YOUR GOAL: Skip the pictures and extract all of the lines exactly as written.

DATASET ENTRIES:
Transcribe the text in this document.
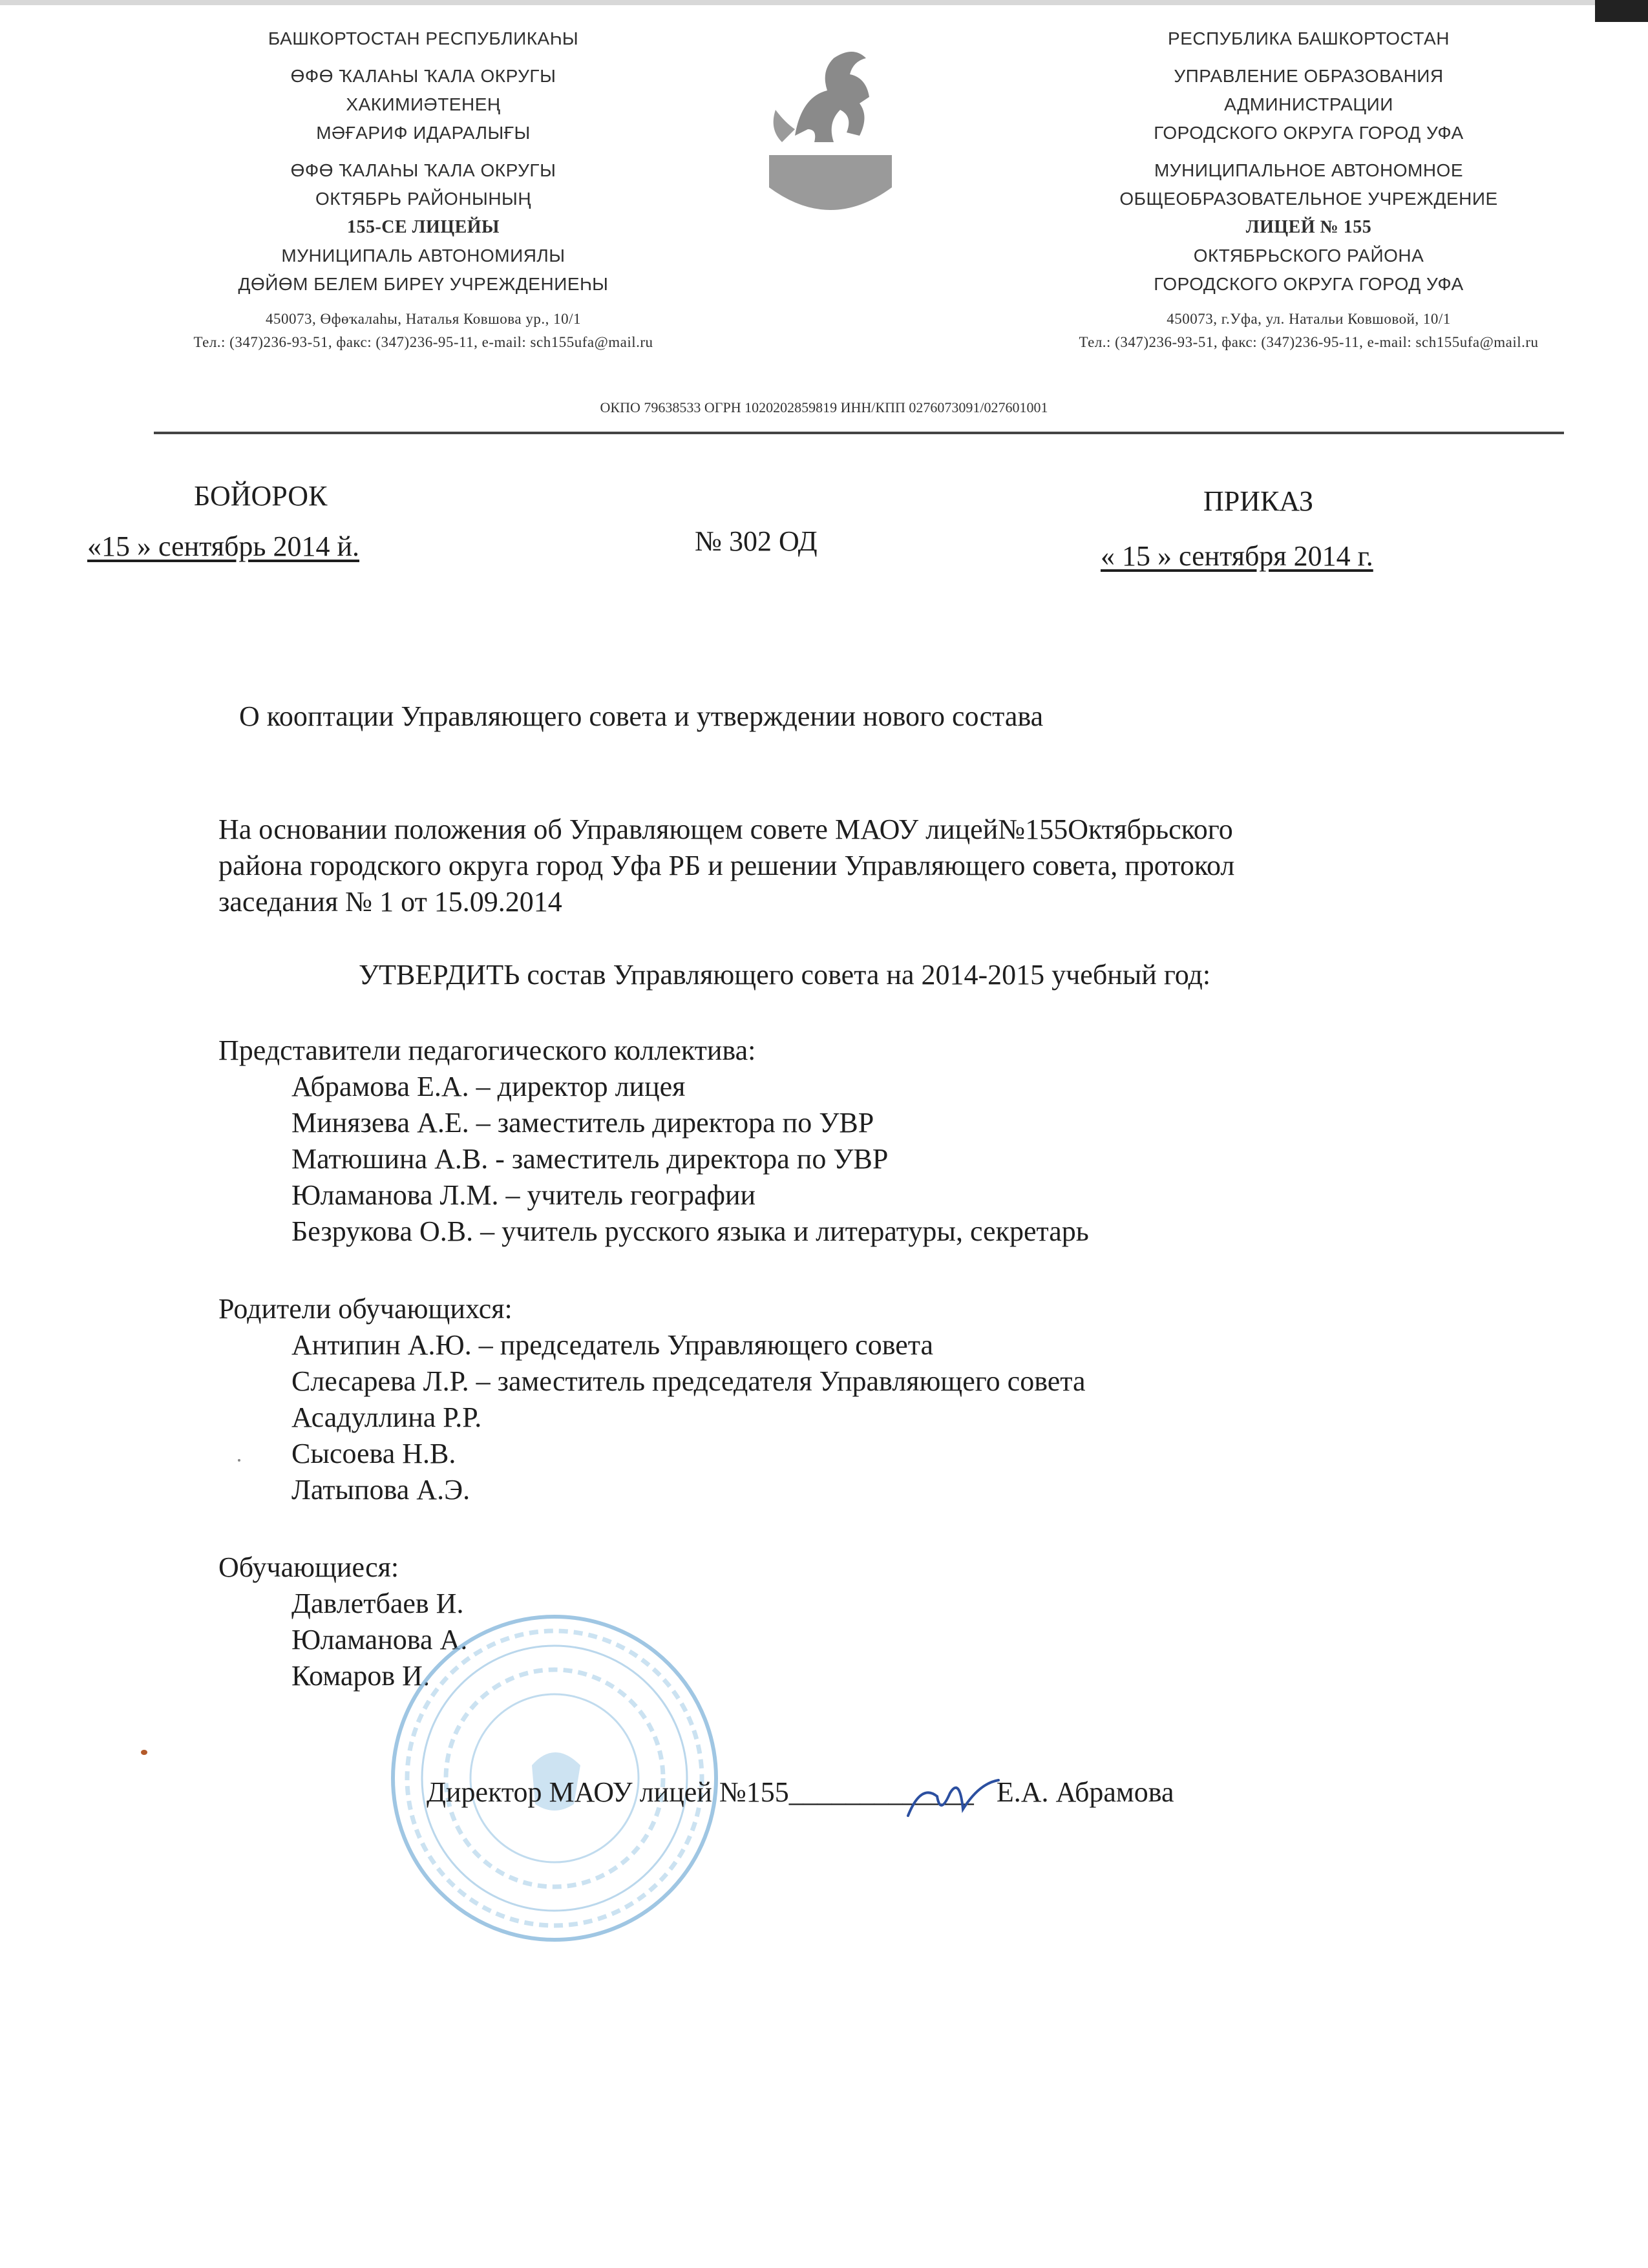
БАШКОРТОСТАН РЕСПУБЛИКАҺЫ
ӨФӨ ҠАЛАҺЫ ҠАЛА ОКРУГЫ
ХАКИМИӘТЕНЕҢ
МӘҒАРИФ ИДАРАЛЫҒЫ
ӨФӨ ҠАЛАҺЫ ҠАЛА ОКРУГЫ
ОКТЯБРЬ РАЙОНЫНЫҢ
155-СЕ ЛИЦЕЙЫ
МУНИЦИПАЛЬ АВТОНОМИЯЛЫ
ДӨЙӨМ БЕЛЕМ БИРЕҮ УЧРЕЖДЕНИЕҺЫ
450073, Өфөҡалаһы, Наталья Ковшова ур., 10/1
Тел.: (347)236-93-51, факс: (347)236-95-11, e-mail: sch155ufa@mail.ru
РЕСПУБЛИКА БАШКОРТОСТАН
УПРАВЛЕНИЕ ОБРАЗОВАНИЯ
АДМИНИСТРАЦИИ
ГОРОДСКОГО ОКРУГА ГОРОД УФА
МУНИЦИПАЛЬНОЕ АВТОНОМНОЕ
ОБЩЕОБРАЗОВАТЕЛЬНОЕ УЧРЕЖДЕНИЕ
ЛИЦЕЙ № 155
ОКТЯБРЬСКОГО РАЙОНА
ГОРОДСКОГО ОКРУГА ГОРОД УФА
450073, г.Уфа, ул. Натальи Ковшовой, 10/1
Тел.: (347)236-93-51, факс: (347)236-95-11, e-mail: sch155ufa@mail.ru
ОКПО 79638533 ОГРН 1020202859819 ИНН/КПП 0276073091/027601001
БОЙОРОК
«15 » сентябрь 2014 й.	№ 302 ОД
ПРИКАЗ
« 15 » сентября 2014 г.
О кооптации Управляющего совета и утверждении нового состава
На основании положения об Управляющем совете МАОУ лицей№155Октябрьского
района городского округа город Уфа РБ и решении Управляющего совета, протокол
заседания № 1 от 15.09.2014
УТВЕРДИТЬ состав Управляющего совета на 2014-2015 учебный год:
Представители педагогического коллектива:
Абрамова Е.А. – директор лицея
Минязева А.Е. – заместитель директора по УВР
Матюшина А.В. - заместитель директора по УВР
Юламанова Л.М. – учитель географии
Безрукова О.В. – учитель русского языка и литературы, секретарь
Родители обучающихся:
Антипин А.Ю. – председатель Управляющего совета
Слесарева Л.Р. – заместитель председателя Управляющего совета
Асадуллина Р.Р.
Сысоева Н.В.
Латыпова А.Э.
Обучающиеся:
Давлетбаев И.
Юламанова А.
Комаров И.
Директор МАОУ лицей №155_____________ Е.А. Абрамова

ANSWER TO THIS EXERCISE:
Transcribe the text in this document.
БАШКОРТОСТАН РЕСПУБЛИКАҺЫ
ӨФӨ ҠАЛАҺЫ ҠАЛА ОКРУГЫ
ХАКИМИӘТЕНЕҢ
МӘҒАРИФ ИДАРАЛЫҒЫ
ӨФӨ ҠАЛАҺЫ ҠАЛА ОКРУГЫ
ОКТЯБРЬ РАЙОНЫНЫҢ
155-СЕ ЛИЦЕЙЫ
МУНИЦИПАЛЬ АВТОНОМИЯЛЫ
ДӨЙӨМ БЕЛЕМ БИРЕҮ УЧРЕЖДЕНИЕҺЫ
450073, Өфөҡалаһы, Наталья Ковшова ур., 10/1
Тел.: (347)236-93-51, факс: (347)236-95-11, e-mail: sch155ufa@mail.ru
РЕСПУБЛИКА БАШКОРТОСТАН
УПРАВЛЕНИЕ ОБРАЗОВАНИЯ
АДМИНИСТРАЦИИ
ГОРОДСКОГО ОКРУГА ГОРОД УФА
МУНИЦИПАЛЬНОЕ АВТОНОМНОЕ
ОБЩЕОБРАЗОВАТЕЛЬНОЕ УЧРЕЖДЕНИЕ
ЛИЦЕЙ № 155
ОКТЯБРЬСКОГО РАЙОНА
ГОРОДСКОГО ОКРУГА ГОРОД УФА
450073, г.Уфа, ул. Натальи Ковшовой, 10/1
Тел.: (347)236-93-51, факс: (347)236-95-11, e-mail: sch155ufa@mail.ru
ОКПО 79638533 ОГРН 1020202859819 ИНН/КПП 0276073091/027601001
БОЙОРОК
«15 » сентябрь 2014 й.	№ 302 ОД
ПРИКАЗ
« 15 » сентября 2014 г.
О кооптации Управляющего совета и утверждении нового состава
На основании положения об Управляющем совете МАОУ лицей№155Октябрьского
района городского округа город Уфа РБ и решении Управляющего совета, протокол
заседания № 1 от 15.09.2014
УТВЕРДИТЬ состав Управляющего совета на 2014-2015 учебный год:
Представители педагогического коллектива:
Абрамова Е.А. – директор лицея
Минязева А.Е. – заместитель директора по УВР
Матюшина А.В. - заместитель директора по УВР
Юламанова Л.М. – учитель географии
Безрукова О.В. – учитель русского языка и литературы, секретарь
Родители обучающихся:
Антипин А.Ю. – председатель Управляющего совета
Слесарева Л.Р. – заместитель председателя Управляющего совета
Асадуллина Р.Р.
Сысоева Н.В.
Латыпова А.Э.
Обучающиеся:
Давлетбаев И.
Юламанова А.
Комаров И.
Директор МАОУ лицей №155_____________ Е.А. Абрамова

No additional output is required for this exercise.